Reproduce each line, exactly, from the one containing "Read all visible content and emit it as JSON." through the end of the material. Exclude pictures.

'''

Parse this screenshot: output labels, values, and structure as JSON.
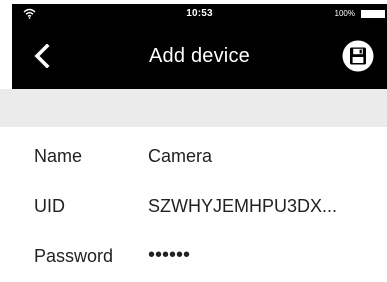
{
  "status_bar": {
    "time": "10:53",
    "battery_percent": "100%"
  },
  "navbar": {
    "title": "Add device",
    "back_icon": "chevron-left-icon",
    "save_icon": "floppy-disk-icon"
  },
  "form": {
    "name_label": "Name",
    "name_value": "Camera",
    "uid_label": "UID",
    "uid_value": "SZWHYJEMHPU3DX...",
    "password_label": "Password",
    "password_value": "••••••"
  },
  "colors": {
    "header": "#000000",
    "band": "#ebebeb",
    "text": "#222222"
  }
}
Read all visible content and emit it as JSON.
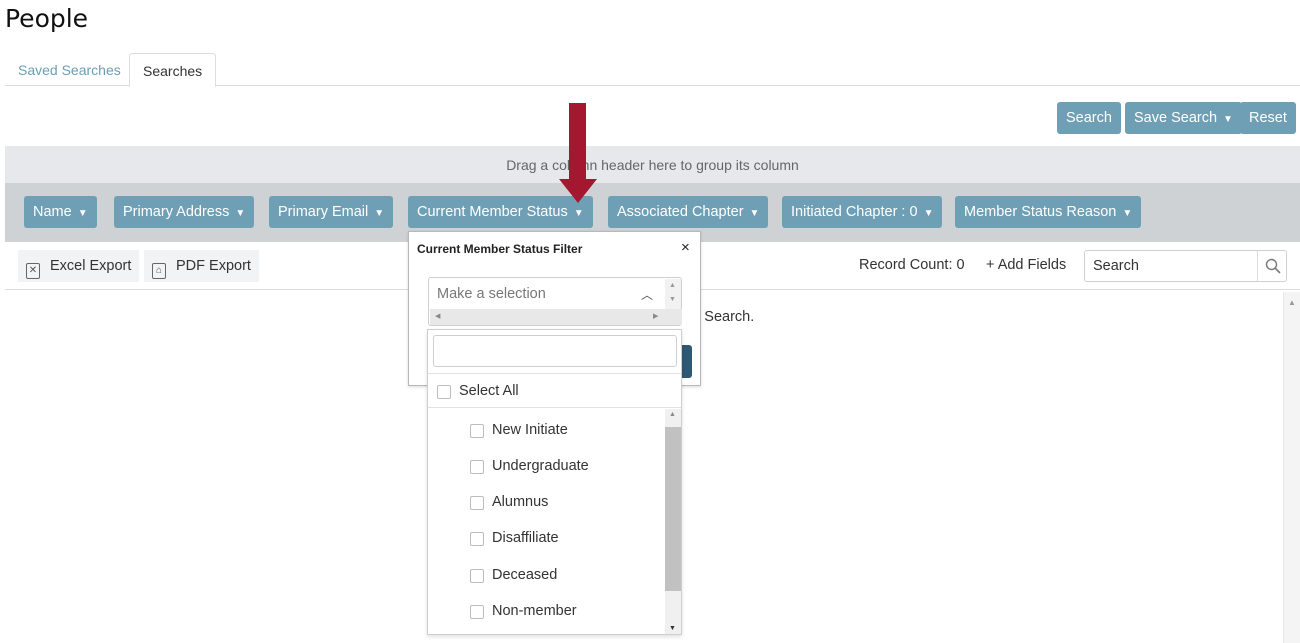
{
  "page": {
    "title": "People"
  },
  "tabs": [
    {
      "label": "Saved Searches",
      "active": false
    },
    {
      "label": "Searches",
      "active": true
    }
  ],
  "actions": {
    "search_label": "Search",
    "save_search_label": "Save Search",
    "reset_label": "Reset"
  },
  "grid": {
    "group_hint": "Drag a column header here to group its column",
    "columns": [
      "Name",
      "Primary Address",
      "Primary Email",
      "Current Member Status",
      "Associated Chapter",
      "Initiated Chapter : 0",
      "Member Status Reason"
    ],
    "no_data_fragment": "ct Search."
  },
  "toolbar": {
    "excel_export": "Excel Export",
    "pdf_export": "PDF Export",
    "record_count": "Record Count: 0",
    "add_fields": "+ Add Fields",
    "search_value": "Search"
  },
  "filter_popup": {
    "title": "Current Member Status Filter",
    "close": "×",
    "placeholder": "Make a selection",
    "select_all": "Select All",
    "options": [
      "New Initiate",
      "Undergraduate",
      "Alumnus",
      "Disaffiliate",
      "Deceased",
      "Non-member"
    ]
  },
  "colors": {
    "button": "#6f9fb4",
    "arrow": "#a31830",
    "group_bar": "#e6e8eb",
    "header_bar": "#cfd2d5"
  }
}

'''

Answer below
Read all visible content and emit it as JSON.
{
  "page": {
    "title": "People"
  },
  "tabs": [
    {
      "label": "Saved Searches",
      "active": false
    },
    {
      "label": "Searches",
      "active": true
    }
  ],
  "actions": {
    "search_label": "Search",
    "save_search_label": "Save Search",
    "reset_label": "Reset"
  },
  "grid": {
    "group_hint": "Drag a column header here to group its column",
    "columns": [
      "Name",
      "Primary Address",
      "Primary Email",
      "Current Member Status",
      "Associated Chapter",
      "Initiated Chapter : 0",
      "Member Status Reason"
    ],
    "no_data_fragment": "ct Search."
  },
  "toolbar": {
    "excel_export": "Excel Export",
    "pdf_export": "PDF Export",
    "record_count": "Record Count: 0",
    "add_fields": "+ Add Fields",
    "search_value": "Search"
  },
  "filter_popup": {
    "title": "Current Member Status Filter",
    "close": "×",
    "placeholder": "Make a selection",
    "select_all": "Select All",
    "options": [
      "New Initiate",
      "Undergraduate",
      "Alumnus",
      "Disaffiliate",
      "Deceased",
      "Non-member"
    ]
  },
  "colors": {
    "button": "#6f9fb4",
    "arrow": "#a31830",
    "group_bar": "#e6e8eb",
    "header_bar": "#cfd2d5"
  }
}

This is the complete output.